## What the task asks
Output all records precisely as written.

## Data supplied

########

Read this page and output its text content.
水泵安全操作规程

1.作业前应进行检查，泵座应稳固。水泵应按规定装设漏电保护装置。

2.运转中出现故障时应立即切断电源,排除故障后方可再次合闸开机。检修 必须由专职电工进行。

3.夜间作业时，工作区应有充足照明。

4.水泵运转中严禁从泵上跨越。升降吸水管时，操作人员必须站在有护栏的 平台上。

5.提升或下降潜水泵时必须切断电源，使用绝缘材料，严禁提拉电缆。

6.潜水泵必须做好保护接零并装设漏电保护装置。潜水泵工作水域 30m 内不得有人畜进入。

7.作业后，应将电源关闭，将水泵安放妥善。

########

## Exercise response
Read this page and output its text content.
水泵安全操作规程

1.作业前应进行检查，泵座应稳固。水泵应按规定装设漏电保护装置。

2.运转中出现故障时应立即切断电源,排除故障后方可再次合闸开机。检修 必须由专职电工进行。

3.夜间作业时，工作区应有充足照明。

4.水泵运转中严禁从泵上跨越。升降吸水管时，操作人员必须站在有护栏的 平台上。

5.提升或下降潜水泵时必须切断电源，使用绝缘材料，严禁提拉电缆。

6.潜水泵必须做好保护接零并装设漏电保护装置。潜水泵工作水域 30m 内不得有人畜进入。

7.作业后，应将电源关闭，将水泵安放妥善。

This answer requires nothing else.